RECORDS FOR THIS TASK:
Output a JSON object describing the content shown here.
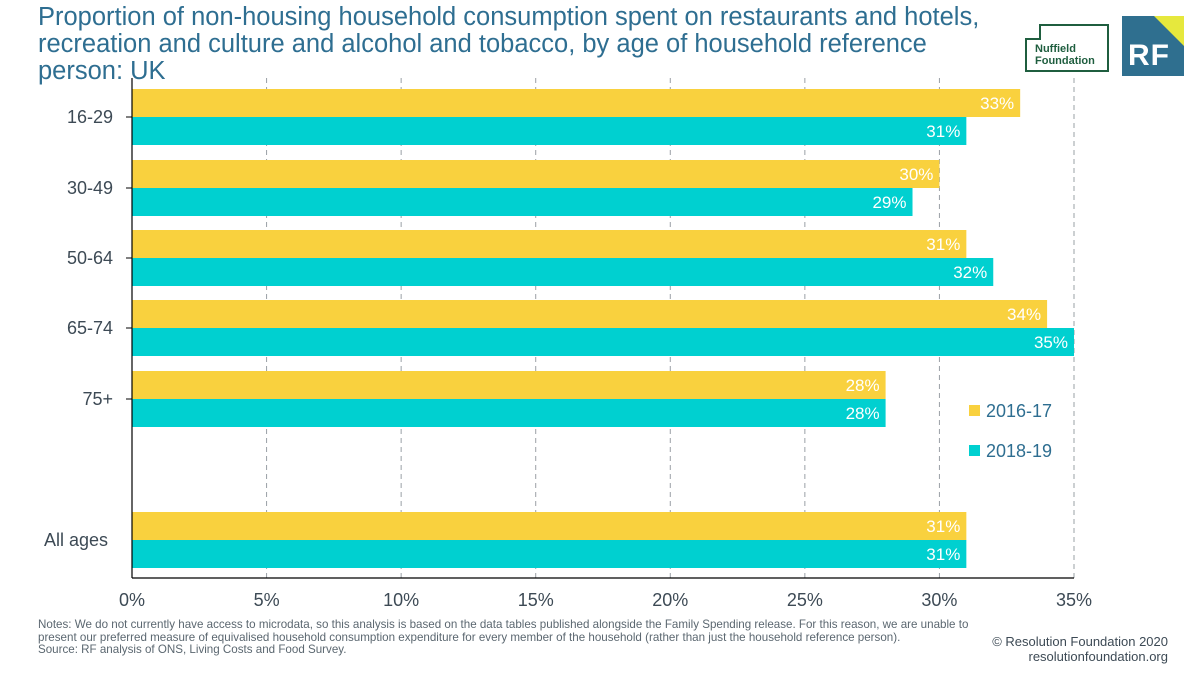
{
  "title": "Proportion of non-housing household consumption spent on restaurants and hotels, recreation and culture and alcohol and tobacco, by age of household reference person: UK",
  "logos": {
    "nuffield_line1": "Nuffield",
    "nuffield_line2": "Foundation",
    "rf": "RF"
  },
  "notes": {
    "text": "Notes: We do not currently have access to microdata, so this analysis is based on the data tables published alongside the Family Spending release. For this reason, we are unable to present our preferred measure of equivalised household consumption expenditure for every member of the household (rather than just the household reference person).",
    "source": "Source: RF analysis of ONS, Living Costs and Food Survey."
  },
  "copyright": {
    "line1": "© Resolution Foundation 2020",
    "line2": "resolutionfoundation.org"
  },
  "colors": {
    "series_2016": "#f9d13e",
    "series_2018": "#00d0d0",
    "title": "#2e6e91",
    "text": "#3d4a55"
  },
  "chart_data": {
    "type": "bar",
    "orientation": "horizontal",
    "categories": [
      "16-29",
      "30-49",
      "50-64",
      "65-74",
      "75+",
      "All ages"
    ],
    "series": [
      {
        "name": "2016-17",
        "values": [
          33,
          30,
          31,
          34,
          28,
          31
        ],
        "labels": [
          "33%",
          "30%",
          "31%",
          "34%",
          "28%",
          "31%"
        ]
      },
      {
        "name": "2018-19",
        "values": [
          31,
          29,
          32,
          35,
          28,
          31
        ],
        "labels": [
          "31%",
          "29%",
          "32%",
          "35%",
          "28%",
          "31%"
        ]
      }
    ],
    "xlim": [
      0,
      35
    ],
    "xticks": [
      0,
      5,
      10,
      15,
      20,
      25,
      30,
      35
    ],
    "xtick_labels": [
      "0%",
      "5%",
      "10%",
      "15%",
      "20%",
      "25%",
      "30%",
      "35%"
    ],
    "grid": "vertical dashed",
    "legend_position": "right"
  }
}
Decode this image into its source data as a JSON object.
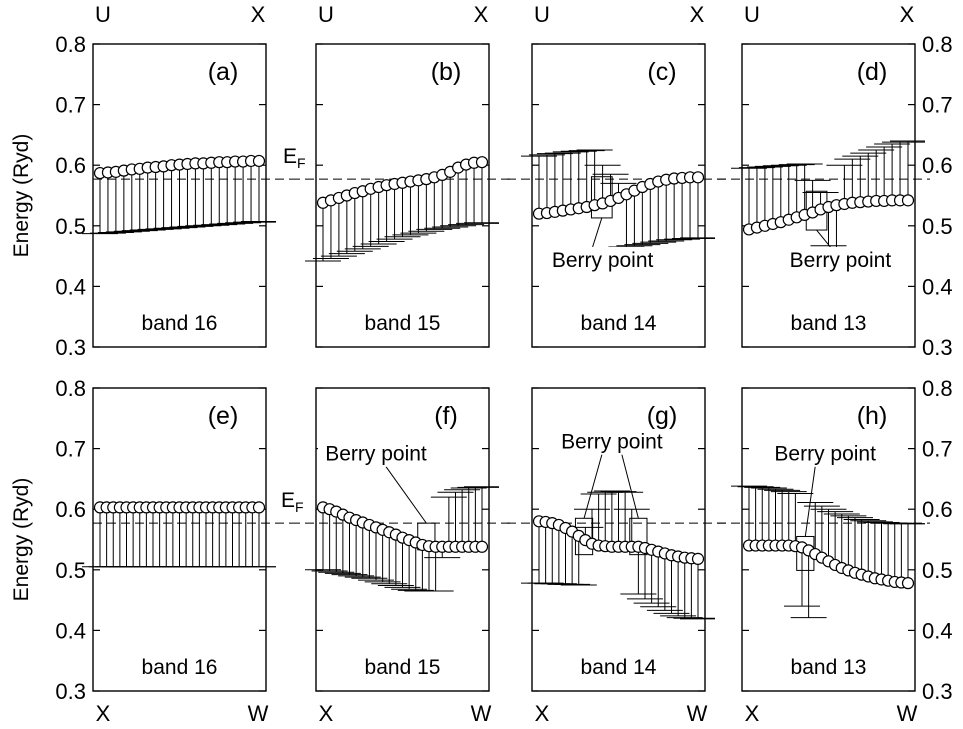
{
  "chart_data": {
    "type": "scatter",
    "ylabel": "Energy (Ryd)",
    "ylim": [
      0.3,
      0.8
    ],
    "yticks": [
      "0.3",
      "0.4",
      "0.5",
      "0.6",
      "0.7",
      "0.8"
    ],
    "fermi_level": 0.577,
    "fermi_label": "E",
    "fermi_label_sub": "F",
    "panels": [
      {
        "id": "a",
        "label": "(a)",
        "band": "band 16",
        "row": 0,
        "col": 0,
        "x_start": "U",
        "x_end": "X",
        "points": [
          0.587,
          0.588,
          0.589,
          0.591,
          0.593,
          0.594,
          0.596,
          0.597,
          0.598,
          0.6,
          0.601,
          0.602,
          0.603,
          0.603,
          0.604,
          0.605,
          0.605,
          0.606,
          0.606,
          0.607,
          0.607
        ],
        "error_low": [
          0.487,
          0.488,
          0.489,
          0.49,
          0.491,
          0.492,
          0.493,
          0.494,
          0.495,
          0.496,
          0.497,
          0.498,
          0.499,
          0.5,
          0.501,
          0.502,
          0.503,
          0.504,
          0.505,
          0.506,
          0.507
        ],
        "error_high": [],
        "berry_boxes": []
      },
      {
        "id": "b",
        "label": "(b)",
        "band": "band 15",
        "row": 0,
        "col": 1,
        "x_start": "U",
        "x_end": "X",
        "points": [
          0.538,
          0.542,
          0.546,
          0.55,
          0.554,
          0.557,
          0.561,
          0.564,
          0.567,
          0.569,
          0.571,
          0.573,
          0.575,
          0.577,
          0.58,
          0.584,
          0.589,
          0.596,
          0.601,
          0.604,
          0.605
        ],
        "error_low": [
          0.442,
          0.446,
          0.45,
          0.454,
          0.458,
          0.462,
          0.466,
          0.47,
          0.474,
          0.478,
          0.482,
          0.485,
          0.488,
          0.491,
          0.494,
          0.496,
          0.498,
          0.5,
          0.502,
          0.504,
          0.505
        ],
        "error_high": [],
        "berry_boxes": []
      },
      {
        "id": "c",
        "label": "(c)",
        "band": "band 14",
        "row": 0,
        "col": 2,
        "x_start": "U",
        "x_end": "X",
        "points": [
          0.52,
          0.521,
          0.523,
          0.525,
          0.527,
          0.529,
          0.531,
          0.534,
          0.537,
          0.541,
          0.546,
          0.552,
          0.558,
          0.564,
          0.569,
          0.573,
          0.576,
          0.578,
          0.579,
          0.58,
          0.58
        ],
        "error_low": [],
        "error_high": [
          0.615,
          0.617,
          0.619,
          0.62,
          0.622,
          0.623,
          0.624,
          0.625,
          0.6,
          0.585,
          0.57,
          0.465,
          0.467,
          0.469,
          0.471,
          0.473,
          0.475,
          0.477,
          0.478,
          0.479,
          0.48
        ],
        "berry_boxes": [
          {
            "x": 7.9,
            "y": 0.547,
            "hw": 1.3,
            "hh": 0.034
          }
        ],
        "berry_label": "Berry point",
        "berry_label_pos": {
          "x": 8.0,
          "y": 0.432
        }
      },
      {
        "id": "d",
        "label": "(d)",
        "band": "band 13",
        "row": 0,
        "col": 3,
        "x_start": "U",
        "x_end": "X",
        "points": [
          0.494,
          0.497,
          0.5,
          0.503,
          0.506,
          0.51,
          0.514,
          0.518,
          0.522,
          0.527,
          0.531,
          0.534,
          0.536,
          0.538,
          0.539,
          0.54,
          0.541,
          0.541,
          0.542,
          0.542,
          0.542
        ],
        "error_low": [],
        "error_high": [
          0.595,
          0.596,
          0.597,
          0.598,
          0.599,
          0.6,
          0.601,
          0.602,
          0.575,
          0.555,
          0.467,
          0.43,
          0.6,
          0.61,
          0.615,
          0.62,
          0.625,
          0.63,
          0.635,
          0.638,
          0.64
        ],
        "berry_boxes": [
          {
            "x": 8.5,
            "y": 0.525,
            "hw": 1.3,
            "hh": 0.032
          }
        ],
        "berry_label": "Berry point",
        "berry_label_pos": {
          "x": 11.5,
          "y": 0.432
        }
      },
      {
        "id": "e",
        "label": "(e)",
        "band": "band 16",
        "row": 1,
        "col": 0,
        "x_start": "X",
        "x_end": "W",
        "points": [
          0.603,
          0.603,
          0.603,
          0.603,
          0.603,
          0.603,
          0.603,
          0.603,
          0.603,
          0.603,
          0.603,
          0.603,
          0.603,
          0.603,
          0.603,
          0.603,
          0.603,
          0.603,
          0.603,
          0.603,
          0.603,
          0.603,
          0.603,
          0.603,
          0.603
        ],
        "error_low": [
          0.505,
          0.505,
          0.505,
          0.505,
          0.505,
          0.505,
          0.505,
          0.505,
          0.505,
          0.505,
          0.505,
          0.505,
          0.505,
          0.505,
          0.505,
          0.505,
          0.505,
          0.505,
          0.505,
          0.505,
          0.505,
          0.505,
          0.505,
          0.505,
          0.505
        ],
        "error_high": [],
        "berry_boxes": []
      },
      {
        "id": "f",
        "label": "(f)",
        "band": "band 15",
        "row": 1,
        "col": 1,
        "x_start": "X",
        "x_end": "W",
        "points": [
          0.603,
          0.6,
          0.596,
          0.591,
          0.586,
          0.582,
          0.578,
          0.574,
          0.57,
          0.566,
          0.562,
          0.558,
          0.553,
          0.549,
          0.545,
          0.541,
          0.539,
          0.538,
          0.538,
          0.538,
          0.538,
          0.538,
          0.538,
          0.538,
          0.538
        ],
        "error_low": [
          0.5,
          0.498,
          0.496,
          0.494,
          0.492,
          0.49,
          0.488,
          0.486,
          0.483,
          0.48,
          0.477,
          0.474,
          0.471,
          0.468,
          0.466,
          0.465,
          0.465,
          0.465,
          0.52,
          0.62,
          0.628,
          0.632,
          0.635,
          0.636,
          0.637
        ],
        "error_high": [],
        "berry_boxes": [
          {
            "x": 15.6,
            "y": 0.555,
            "hw": 1.3,
            "hh": 0.022
          }
        ],
        "berry_label": "Berry point",
        "berry_label_pos": {
          "x": 8.0,
          "y": 0.68
        }
      },
      {
        "id": "g",
        "label": "(g)",
        "band": "band 14",
        "row": 1,
        "col": 2,
        "x_start": "X",
        "x_end": "W",
        "points": [
          0.58,
          0.579,
          0.577,
          0.574,
          0.569,
          0.563,
          0.556,
          0.549,
          0.543,
          0.54,
          0.539,
          0.538,
          0.538,
          0.538,
          0.538,
          0.538,
          0.536,
          0.533,
          0.53,
          0.527,
          0.524,
          0.522,
          0.52,
          0.519,
          0.518
        ],
        "error_low": [
          0.478,
          0.478,
          0.477,
          0.477,
          0.476,
          0.476,
          0.475,
          0.57,
          0.6,
          0.625,
          0.628,
          0.63,
          0.629,
          0.628,
          0.6,
          0.46,
          0.452,
          0.445,
          0.439,
          0.433,
          0.428,
          0.424,
          0.421,
          0.42,
          0.419
        ],
        "error_high": [],
        "berry_boxes": [
          {
            "x": 6.8,
            "y": 0.555,
            "hw": 1.3,
            "hh": 0.03
          },
          {
            "x": 15.0,
            "y": 0.555,
            "hw": 1.3,
            "hh": 0.03
          }
        ],
        "berry_label": "Berry point",
        "berry_label_pos": {
          "x": 11.0,
          "y": 0.7
        }
      },
      {
        "id": "h",
        "label": "(h)",
        "band": "band 13",
        "row": 1,
        "col": 3,
        "x_start": "X",
        "x_end": "W",
        "points": [
          0.54,
          0.54,
          0.54,
          0.54,
          0.54,
          0.54,
          0.54,
          0.539,
          0.537,
          0.532,
          0.526,
          0.52,
          0.514,
          0.508,
          0.503,
          0.499,
          0.495,
          0.492,
          0.489,
          0.486,
          0.484,
          0.482,
          0.48,
          0.479,
          0.478
        ],
        "error_low": [
          0.638,
          0.637,
          0.636,
          0.635,
          0.633,
          0.631,
          0.629,
          0.626,
          0.44,
          0.421,
          0.611,
          0.605,
          0.6,
          0.596,
          0.592,
          0.589,
          0.586,
          0.583,
          0.581,
          0.579,
          0.578,
          0.577,
          0.577,
          0.576,
          0.576
        ],
        "error_high": [],
        "berry_boxes": [
          {
            "x": 8.5,
            "y": 0.527,
            "hw": 1.3,
            "hh": 0.028
          }
        ],
        "berry_label": "Berry point",
        "berry_label_pos": {
          "x": 11.5,
          "y": 0.68
        }
      }
    ]
  }
}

SET EXERCISE: Reproduce each line from the records that contains the word "consumption".

TASK ANSWER:
  "title": "Proportion of non-housing household consumption spent on restaurants and hotels, recreation and culture and alcohol and tobacco, by age of household reference person: UK",
    "text": "Notes: We do not currently have access to microdata, so this analysis is based on the data tables published alongside the Family Spending release. For this reason, we are unable to present our preferred measure of equivalised household consumption expenditure for every member of the household (rather than just the household reference person).",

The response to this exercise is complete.